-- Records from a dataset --
▬▬▬▬▬▬
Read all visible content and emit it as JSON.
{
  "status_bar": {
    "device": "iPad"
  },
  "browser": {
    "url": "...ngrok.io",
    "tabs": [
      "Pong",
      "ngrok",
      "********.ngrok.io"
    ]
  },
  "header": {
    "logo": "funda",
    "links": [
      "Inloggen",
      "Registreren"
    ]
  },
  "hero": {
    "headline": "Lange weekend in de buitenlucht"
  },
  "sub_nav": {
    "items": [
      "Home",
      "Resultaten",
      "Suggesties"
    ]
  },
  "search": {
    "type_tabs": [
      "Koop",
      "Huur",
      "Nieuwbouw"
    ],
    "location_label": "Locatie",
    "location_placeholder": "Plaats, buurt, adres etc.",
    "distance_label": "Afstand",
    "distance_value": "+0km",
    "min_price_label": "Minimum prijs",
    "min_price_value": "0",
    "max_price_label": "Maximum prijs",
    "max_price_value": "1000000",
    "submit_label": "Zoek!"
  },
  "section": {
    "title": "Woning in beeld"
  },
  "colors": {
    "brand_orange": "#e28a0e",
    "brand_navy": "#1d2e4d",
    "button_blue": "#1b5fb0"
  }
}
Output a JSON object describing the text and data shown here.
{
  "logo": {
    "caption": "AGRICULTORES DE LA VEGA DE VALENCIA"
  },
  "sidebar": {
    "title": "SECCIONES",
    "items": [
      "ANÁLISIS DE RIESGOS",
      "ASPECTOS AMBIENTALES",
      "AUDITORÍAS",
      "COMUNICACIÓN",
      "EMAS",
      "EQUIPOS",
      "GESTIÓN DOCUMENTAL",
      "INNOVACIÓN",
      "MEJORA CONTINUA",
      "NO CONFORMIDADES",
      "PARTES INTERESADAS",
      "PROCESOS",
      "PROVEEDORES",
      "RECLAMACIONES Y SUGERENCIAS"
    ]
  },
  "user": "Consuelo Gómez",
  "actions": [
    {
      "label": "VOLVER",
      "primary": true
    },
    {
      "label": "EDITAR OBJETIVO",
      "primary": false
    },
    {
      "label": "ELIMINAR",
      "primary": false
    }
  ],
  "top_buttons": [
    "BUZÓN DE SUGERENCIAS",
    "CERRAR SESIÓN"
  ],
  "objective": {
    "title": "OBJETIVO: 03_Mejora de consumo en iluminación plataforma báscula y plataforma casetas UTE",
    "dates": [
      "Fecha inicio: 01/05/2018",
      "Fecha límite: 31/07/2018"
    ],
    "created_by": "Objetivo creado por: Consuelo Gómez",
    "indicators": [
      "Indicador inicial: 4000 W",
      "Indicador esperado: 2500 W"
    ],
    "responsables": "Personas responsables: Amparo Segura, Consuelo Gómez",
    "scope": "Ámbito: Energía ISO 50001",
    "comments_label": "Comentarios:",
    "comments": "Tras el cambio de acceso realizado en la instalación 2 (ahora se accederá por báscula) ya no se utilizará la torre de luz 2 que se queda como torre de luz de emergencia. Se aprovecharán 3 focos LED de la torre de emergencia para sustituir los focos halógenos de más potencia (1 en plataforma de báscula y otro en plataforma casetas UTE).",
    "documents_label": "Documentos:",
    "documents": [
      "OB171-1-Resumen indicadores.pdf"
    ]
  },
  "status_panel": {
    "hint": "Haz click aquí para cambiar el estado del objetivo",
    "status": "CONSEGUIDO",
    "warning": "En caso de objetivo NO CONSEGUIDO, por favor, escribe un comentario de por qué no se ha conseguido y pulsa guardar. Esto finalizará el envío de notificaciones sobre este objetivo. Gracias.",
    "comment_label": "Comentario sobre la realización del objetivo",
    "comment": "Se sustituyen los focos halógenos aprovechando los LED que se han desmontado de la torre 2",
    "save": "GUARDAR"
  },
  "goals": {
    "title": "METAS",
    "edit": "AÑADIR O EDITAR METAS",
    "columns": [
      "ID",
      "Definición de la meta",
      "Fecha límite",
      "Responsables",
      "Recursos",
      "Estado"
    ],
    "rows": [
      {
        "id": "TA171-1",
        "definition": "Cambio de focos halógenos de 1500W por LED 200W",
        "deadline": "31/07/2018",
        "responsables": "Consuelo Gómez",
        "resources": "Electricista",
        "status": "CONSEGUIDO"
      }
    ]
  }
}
▬▬▬▬▬▬
-- What to do --
Reproduce the material exactly, with every line intact.

-- Finished task --
Read all visible content and emit it as JSON.
{
  "status_bar": {
    "device": "iPad"
  },
  "browser": {
    "url": "...ngrok.io",
    "tabs": [
      "Pong",
      "ngrok",
      "********.ngrok.io"
    ]
  },
  "header": {
    "logo": "funda",
    "links": [
      "Inloggen",
      "Registreren"
    ]
  },
  "hero": {
    "headline": "Lange weekend in de buitenlucht"
  },
  "sub_nav": {
    "items": [
      "Home",
      "Resultaten",
      "Suggesties"
    ]
  },
  "search": {
    "type_tabs": [
      "Koop",
      "Huur",
      "Nieuwbouw"
    ],
    "location_label": "Locatie",
    "location_placeholder": "Plaats, buurt, adres etc.",
    "distance_label": "Afstand",
    "distance_value": "+0km",
    "min_price_label": "Minimum prijs",
    "min_price_value": "0",
    "max_price_label": "Maximum prijs",
    "max_price_value": "1000000",
    "submit_label": "Zoek!"
  },
  "section": {
    "title": "Woning in beeld"
  },
  "colors": {
    "brand_orange": "#e28a0e",
    "brand_navy": "#1d2e4d",
    "button_blue": "#1b5fb0"
  }
}
Output a JSON object describing the text and data shown here.
{
  "logo": {
    "caption": "AGRICULTORES DE LA VEGA DE VALENCIA"
  },
  "sidebar": {
    "title": "SECCIONES",
    "items": [
      "ANÁLISIS DE RIESGOS",
      "ASPECTOS AMBIENTALES",
      "AUDITORÍAS",
      "COMUNICACIÓN",
      "EMAS",
      "EQUIPOS",
      "GESTIÓN DOCUMENTAL",
      "INNOVACIÓN",
      "MEJORA CONTINUA",
      "NO CONFORMIDADES",
      "PARTES INTERESADAS",
      "PROCESOS",
      "PROVEEDORES",
      "RECLAMACIONES Y SUGERENCIAS"
    ]
  },
  "user": "Consuelo Gómez",
  "actions": [
    {
      "label": "VOLVER",
      "primary": true
    },
    {
      "label": "EDITAR OBJETIVO",
      "primary": false
    },
    {
      "label": "ELIMINAR",
      "primary": false
    }
  ],
  "top_buttons": [
    "BUZÓN DE SUGERENCIAS",
    "CERRAR SESIÓN"
  ],
  "objective": {
    "title": "OBJETIVO: 03_Mejora de consumo en iluminación plataforma báscula y plataforma casetas UTE",
    "dates": [
      "Fecha inicio: 01/05/2018",
      "Fecha límite: 31/07/2018"
    ],
    "created_by": "Objetivo creado por: Consuelo Gómez",
    "indicators": [
      "Indicador inicial: 4000 W",
      "Indicador esperado: 2500 W"
    ],
    "responsables": "Personas responsables: Amparo Segura, Consuelo Gómez",
    "scope": "Ámbito: Energía ISO 50001",
    "comments_label": "Comentarios:",
    "comments": "Tras el cambio de acceso realizado en la instalación 2 (ahora se accederá por báscula) ya no se utilizará la torre de luz 2 que se queda como torre de luz de emergencia. Se aprovecharán 3 focos LED de la torre de emergencia para sustituir los focos halógenos de más potencia (1 en plataforma de báscula y otro en plataforma casetas UTE).",
    "documents_label": "Documentos:",
    "documents": [
      "OB171-1-Resumen indicadores.pdf"
    ]
  },
  "status_panel": {
    "hint": "Haz click aquí para cambiar el estado del objetivo",
    "status": "CONSEGUIDO",
    "warning": "En caso de objetivo NO CONSEGUIDO, por favor, escribe un comentario de por qué no se ha conseguido y pulsa guardar. Esto finalizará el envío de notificaciones sobre este objetivo. Gracias.",
    "comment_label": "Comentario sobre la realización del objetivo",
    "comment": "Se sustituyen los focos halógenos aprovechando los LED que se han desmontado de la torre 2",
    "save": "GUARDAR"
  },
  "goals": {
    "title": "METAS",
    "edit": "AÑADIR O EDITAR METAS",
    "columns": [
      "ID",
      "Definición de la meta",
      "Fecha límite",
      "Responsables",
      "Recursos",
      "Estado"
    ],
    "rows": [
      {
        "id": "TA171-1",
        "definition": "Cambio de focos halógenos de 1500W por LED 200W",
        "deadline": "31/07/2018",
        "responsables": "Consuelo Gómez",
        "resources": "Electricista",
        "status": "CONSEGUIDO"
      }
    ]
  }
}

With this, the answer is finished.